## Passage provided
________________________________________
The likelihood that people will file for benefits sooner amid a
downturn and the possible decline in payroll tax revenue could put pressure on
the Social Security trust fund
March 25, 2020 By Mary Beth Franklin
During
recessions, people tend to claim Social Security retirement or disability
benefits sooner than they would otherwise because they can’t afford to delay.
In addition, high unemployment caused by the economic fallout from the
worldwide coronavirus pandemic would reduce the payroll tax revenue that funds
Social Security.
Coupled
with President Donald Trump’s proposed tax holiday to temporarily eliminate
payroll taxes for employers and employees, a spike in early Social Security claims and a reduction
in payroll tax collections could seriously weaken the long-term financial
outlook for the Social Security trust fund, a seniors’ advocacy group warned
Tuesday.
“Although
many older adults today are putting off claiming benefits to allow
their Social Security payouts to grow, they are unlikely to be able to afford
to wait if they lose their jobs or when the value of their retirement account
investments are significantly impacted,” said Mary Johnson, a Social Security
and Medicare policy analyst for The Senior Citizen League.
During
the Great Recession, which lasted from December 2007 to June 2009, unemployment
peaked in October 2009 and remained high through at least the first half of
2013. The share of eligible men who started collecting their Social Security
retirement benefits early increased in 2009 as the unemployment rate for older
men surged, according to a 2013 report published by the Urban Institute
entitled “How
Did the Great Recession Affect Social Security Claiming?”
However,
the growth in early claiming trends was modest and didn’t last, the report
noted. Early claims for retirement benefits fell in 2010 and 2011 as men again
delayed retirement, resuming a steady decline in men’s early claiming patterns.
________________________________________
## Record excerpts
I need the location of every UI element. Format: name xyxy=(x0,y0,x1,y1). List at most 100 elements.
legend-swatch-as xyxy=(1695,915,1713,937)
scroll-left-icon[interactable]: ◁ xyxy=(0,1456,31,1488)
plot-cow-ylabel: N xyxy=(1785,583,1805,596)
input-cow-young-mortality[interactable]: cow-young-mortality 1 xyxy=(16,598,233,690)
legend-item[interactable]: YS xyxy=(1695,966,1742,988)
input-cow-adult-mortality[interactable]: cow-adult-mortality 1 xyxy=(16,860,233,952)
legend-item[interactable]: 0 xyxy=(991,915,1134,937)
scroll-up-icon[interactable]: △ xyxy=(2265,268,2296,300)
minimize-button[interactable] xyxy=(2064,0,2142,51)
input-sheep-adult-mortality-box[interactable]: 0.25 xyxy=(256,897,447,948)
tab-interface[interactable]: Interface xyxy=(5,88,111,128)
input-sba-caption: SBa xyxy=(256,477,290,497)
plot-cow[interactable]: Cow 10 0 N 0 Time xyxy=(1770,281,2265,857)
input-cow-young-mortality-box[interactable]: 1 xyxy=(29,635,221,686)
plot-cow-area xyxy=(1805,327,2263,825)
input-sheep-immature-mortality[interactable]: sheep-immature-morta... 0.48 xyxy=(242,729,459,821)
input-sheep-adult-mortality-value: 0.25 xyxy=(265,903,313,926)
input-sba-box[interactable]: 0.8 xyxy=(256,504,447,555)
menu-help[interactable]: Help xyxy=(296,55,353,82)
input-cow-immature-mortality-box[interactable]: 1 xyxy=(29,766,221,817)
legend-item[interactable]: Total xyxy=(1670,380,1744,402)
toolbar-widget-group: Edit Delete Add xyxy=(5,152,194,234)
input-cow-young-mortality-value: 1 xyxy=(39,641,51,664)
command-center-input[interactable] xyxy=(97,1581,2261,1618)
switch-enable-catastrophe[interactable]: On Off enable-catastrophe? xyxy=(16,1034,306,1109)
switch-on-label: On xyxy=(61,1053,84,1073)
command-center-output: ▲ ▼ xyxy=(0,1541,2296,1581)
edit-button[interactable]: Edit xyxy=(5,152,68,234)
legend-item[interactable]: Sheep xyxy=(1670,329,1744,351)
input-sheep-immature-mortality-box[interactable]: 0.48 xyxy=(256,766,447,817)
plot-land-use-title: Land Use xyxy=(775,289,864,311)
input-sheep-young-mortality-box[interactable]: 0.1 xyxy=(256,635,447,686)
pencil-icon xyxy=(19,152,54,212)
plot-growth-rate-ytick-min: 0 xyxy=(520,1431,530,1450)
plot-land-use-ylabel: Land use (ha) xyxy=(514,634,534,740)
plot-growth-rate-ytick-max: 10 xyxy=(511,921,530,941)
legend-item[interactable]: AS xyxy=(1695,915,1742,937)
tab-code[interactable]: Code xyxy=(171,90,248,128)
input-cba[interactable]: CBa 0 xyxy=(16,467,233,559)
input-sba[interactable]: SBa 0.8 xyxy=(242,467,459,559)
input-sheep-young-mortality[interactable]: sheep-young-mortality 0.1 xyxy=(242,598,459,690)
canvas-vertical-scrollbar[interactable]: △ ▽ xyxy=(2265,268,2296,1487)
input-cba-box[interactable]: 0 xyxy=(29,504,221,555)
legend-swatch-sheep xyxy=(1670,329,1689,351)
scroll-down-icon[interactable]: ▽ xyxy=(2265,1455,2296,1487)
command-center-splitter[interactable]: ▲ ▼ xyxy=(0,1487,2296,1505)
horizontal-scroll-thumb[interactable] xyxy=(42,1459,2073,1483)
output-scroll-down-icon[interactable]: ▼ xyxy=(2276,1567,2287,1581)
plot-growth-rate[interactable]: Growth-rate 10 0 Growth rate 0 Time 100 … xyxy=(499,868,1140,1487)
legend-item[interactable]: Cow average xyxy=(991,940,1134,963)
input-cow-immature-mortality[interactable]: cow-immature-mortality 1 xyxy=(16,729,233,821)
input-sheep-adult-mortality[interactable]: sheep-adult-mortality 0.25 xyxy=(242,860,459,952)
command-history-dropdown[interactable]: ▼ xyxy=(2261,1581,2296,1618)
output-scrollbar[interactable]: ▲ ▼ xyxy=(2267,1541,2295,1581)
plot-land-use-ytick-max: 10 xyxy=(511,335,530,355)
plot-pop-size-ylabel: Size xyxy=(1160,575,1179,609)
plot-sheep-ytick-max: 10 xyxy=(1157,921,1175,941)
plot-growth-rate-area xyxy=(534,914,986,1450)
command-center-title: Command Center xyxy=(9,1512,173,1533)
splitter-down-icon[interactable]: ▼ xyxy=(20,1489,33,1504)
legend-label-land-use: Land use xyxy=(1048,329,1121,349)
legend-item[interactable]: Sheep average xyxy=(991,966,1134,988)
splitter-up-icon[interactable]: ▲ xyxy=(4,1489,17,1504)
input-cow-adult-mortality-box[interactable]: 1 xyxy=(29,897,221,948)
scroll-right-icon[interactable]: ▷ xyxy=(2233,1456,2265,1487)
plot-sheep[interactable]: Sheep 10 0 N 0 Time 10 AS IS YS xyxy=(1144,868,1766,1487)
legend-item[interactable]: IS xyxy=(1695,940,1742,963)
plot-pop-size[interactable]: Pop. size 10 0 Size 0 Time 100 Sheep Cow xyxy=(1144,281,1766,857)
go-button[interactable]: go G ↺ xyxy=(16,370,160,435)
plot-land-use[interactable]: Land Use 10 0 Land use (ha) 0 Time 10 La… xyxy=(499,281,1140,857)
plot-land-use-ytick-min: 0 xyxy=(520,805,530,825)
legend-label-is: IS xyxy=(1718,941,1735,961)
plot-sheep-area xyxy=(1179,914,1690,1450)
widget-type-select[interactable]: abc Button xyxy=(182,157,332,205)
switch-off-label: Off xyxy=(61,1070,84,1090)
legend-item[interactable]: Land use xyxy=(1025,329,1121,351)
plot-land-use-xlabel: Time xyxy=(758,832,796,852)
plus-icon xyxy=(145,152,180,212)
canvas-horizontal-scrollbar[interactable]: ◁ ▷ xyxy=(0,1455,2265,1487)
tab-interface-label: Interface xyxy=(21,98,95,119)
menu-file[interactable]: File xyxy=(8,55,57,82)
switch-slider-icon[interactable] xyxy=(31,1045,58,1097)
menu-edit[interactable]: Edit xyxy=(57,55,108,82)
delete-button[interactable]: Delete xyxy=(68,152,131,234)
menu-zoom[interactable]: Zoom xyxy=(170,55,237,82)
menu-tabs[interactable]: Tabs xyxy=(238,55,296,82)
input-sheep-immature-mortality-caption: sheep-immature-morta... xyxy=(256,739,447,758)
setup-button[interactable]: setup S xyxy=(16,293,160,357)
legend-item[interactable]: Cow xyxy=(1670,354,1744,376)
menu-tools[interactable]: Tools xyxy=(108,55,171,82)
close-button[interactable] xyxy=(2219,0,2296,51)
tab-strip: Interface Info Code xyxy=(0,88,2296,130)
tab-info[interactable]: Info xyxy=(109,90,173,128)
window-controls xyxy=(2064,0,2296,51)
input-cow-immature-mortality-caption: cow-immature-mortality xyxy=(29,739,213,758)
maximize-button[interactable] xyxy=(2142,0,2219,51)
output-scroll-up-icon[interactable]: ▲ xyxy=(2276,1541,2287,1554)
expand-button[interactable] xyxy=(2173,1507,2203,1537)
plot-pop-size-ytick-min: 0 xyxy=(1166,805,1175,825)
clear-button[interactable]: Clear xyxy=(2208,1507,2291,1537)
________________________________________
## Required actions
- a) Answer these questions using the article on Social Security claiming during recessions:
(i) For which organization does Mary Johnson work as a policy analyst?
(ii) According to the article, over what period did the Great Recession last?
(iii) In which years did early claims for retirement benefits fall?
- b) Translate this sentence from the article on Social Security claiming during recessions into Spanish: "During recessions, people tend to claim Social Security retirement or disability benefits sooner than they would otherwise because they can’t afford to delay."
- c) Quote everything in the article on Social Security claiming during recessions from "In addition, high" down to "Social Security.".

## Solutions in order
- a)
(i) The Senior Citizen League
(ii) December 2007 to June 2009
(iii) 2010 and 2011

- b) Durante las recesiones, las personas tienden a solicitar los beneficios de jubilación o de discapacidad del Seguro Social antes de lo que lo harían de otro modo, porque no pueden permitirse esperar.

- c)
In addition, high unemployment caused by the economic fallout from the
worldwide coronavirus pandemic would reduce the payroll tax revenue that funds
Social Security.